- AIM -
Pick out each line containing the string "вещь".

- RECORDS -

************

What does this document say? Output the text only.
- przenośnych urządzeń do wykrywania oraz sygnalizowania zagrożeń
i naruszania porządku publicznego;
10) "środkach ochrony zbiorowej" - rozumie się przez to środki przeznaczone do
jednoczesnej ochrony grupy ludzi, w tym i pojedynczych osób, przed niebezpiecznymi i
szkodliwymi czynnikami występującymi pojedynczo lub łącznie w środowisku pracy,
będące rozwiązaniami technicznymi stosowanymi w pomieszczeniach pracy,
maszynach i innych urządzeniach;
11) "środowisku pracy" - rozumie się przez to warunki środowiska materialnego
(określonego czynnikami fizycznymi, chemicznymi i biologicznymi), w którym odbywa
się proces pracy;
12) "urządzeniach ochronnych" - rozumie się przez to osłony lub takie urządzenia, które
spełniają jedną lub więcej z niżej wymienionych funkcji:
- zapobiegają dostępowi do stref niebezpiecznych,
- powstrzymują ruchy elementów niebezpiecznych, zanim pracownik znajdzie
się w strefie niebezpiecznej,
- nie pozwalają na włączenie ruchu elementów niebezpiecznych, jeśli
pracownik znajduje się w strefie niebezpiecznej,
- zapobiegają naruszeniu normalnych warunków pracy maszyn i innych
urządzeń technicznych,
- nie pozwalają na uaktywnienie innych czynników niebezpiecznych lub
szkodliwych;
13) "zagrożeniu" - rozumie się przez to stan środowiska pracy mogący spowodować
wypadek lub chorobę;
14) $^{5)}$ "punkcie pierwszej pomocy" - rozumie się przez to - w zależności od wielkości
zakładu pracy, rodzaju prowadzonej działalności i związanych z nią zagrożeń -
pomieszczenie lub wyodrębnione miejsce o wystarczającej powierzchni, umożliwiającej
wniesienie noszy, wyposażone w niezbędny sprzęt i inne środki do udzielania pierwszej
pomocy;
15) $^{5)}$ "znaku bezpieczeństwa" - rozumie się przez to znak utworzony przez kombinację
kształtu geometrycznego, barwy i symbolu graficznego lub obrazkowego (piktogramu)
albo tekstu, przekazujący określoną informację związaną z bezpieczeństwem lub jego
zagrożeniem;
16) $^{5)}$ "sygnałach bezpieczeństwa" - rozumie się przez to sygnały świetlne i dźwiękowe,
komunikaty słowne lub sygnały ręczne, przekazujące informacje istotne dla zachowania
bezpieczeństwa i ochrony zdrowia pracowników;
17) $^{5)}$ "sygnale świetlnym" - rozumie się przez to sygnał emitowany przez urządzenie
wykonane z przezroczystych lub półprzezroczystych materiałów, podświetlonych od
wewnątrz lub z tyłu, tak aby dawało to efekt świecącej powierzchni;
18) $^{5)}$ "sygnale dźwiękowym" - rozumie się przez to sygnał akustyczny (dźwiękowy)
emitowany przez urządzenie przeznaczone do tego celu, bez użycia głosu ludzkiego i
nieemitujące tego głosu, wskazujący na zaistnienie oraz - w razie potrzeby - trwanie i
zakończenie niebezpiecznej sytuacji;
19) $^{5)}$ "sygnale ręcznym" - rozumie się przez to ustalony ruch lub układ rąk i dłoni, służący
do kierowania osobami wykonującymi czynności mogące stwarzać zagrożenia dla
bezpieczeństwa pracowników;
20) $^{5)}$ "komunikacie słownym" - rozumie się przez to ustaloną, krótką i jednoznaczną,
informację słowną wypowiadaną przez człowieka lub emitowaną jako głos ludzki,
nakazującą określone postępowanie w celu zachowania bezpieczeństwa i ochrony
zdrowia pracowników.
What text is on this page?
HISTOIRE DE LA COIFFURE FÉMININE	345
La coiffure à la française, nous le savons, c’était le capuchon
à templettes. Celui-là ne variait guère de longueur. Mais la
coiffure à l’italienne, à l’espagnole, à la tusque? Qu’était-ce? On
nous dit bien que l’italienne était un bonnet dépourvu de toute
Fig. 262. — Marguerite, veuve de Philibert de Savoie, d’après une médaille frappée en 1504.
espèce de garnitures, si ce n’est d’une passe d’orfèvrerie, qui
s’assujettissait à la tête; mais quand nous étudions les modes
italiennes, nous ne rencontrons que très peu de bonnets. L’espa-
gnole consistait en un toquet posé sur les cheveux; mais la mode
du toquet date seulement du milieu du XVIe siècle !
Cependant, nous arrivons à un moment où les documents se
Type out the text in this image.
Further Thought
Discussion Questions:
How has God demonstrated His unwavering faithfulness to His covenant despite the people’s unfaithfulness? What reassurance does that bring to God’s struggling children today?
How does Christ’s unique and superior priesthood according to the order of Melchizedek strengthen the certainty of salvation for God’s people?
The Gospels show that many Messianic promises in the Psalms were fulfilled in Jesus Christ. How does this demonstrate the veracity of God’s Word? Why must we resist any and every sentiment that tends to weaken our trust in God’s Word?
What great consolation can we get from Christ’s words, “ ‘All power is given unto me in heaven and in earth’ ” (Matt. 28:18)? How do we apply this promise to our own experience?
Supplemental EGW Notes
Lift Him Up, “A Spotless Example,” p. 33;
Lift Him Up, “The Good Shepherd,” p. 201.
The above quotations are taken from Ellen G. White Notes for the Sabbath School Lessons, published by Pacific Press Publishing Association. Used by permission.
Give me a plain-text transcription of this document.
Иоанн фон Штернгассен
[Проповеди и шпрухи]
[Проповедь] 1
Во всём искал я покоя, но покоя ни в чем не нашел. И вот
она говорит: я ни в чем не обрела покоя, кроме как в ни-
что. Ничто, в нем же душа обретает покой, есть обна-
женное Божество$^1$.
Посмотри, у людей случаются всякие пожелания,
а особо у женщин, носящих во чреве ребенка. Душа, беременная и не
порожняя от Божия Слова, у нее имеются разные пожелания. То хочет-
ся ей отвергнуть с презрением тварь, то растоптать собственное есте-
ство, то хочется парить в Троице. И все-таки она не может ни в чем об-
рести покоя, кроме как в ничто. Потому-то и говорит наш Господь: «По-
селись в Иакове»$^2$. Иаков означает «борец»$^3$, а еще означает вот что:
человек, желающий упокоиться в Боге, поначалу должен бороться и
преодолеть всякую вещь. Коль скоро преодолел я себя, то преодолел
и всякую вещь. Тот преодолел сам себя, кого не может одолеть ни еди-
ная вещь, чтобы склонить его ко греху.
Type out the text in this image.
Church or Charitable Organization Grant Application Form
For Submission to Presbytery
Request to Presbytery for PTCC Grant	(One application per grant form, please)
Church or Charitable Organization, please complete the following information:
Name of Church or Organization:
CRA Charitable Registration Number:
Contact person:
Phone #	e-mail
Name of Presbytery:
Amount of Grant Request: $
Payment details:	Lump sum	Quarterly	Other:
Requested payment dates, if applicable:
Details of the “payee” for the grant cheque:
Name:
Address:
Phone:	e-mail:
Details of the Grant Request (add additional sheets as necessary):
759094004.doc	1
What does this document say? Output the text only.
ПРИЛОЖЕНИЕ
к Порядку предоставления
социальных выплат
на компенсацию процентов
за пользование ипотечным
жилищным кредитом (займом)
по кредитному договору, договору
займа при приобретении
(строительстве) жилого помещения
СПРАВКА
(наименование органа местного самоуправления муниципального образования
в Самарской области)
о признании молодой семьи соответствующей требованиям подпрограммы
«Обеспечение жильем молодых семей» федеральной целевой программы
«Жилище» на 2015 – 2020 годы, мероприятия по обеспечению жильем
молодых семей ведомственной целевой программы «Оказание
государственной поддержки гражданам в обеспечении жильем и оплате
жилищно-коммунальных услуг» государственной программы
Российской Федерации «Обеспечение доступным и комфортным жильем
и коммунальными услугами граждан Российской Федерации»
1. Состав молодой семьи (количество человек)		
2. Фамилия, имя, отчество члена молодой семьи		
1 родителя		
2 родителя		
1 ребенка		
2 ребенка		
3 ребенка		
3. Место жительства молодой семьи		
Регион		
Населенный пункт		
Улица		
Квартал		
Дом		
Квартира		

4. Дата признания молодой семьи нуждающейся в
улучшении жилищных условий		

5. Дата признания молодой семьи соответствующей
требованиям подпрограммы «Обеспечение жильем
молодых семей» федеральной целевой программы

************

- EXERCISE RESPONSE -
преодолеть всякую вещь. Коль скоро преодолел я себя, то преодолел
и всякую вещь. Тот преодолел сам себя, кого не может одолеть ни еди-
ная вещь, чтобы склонить его ко греху.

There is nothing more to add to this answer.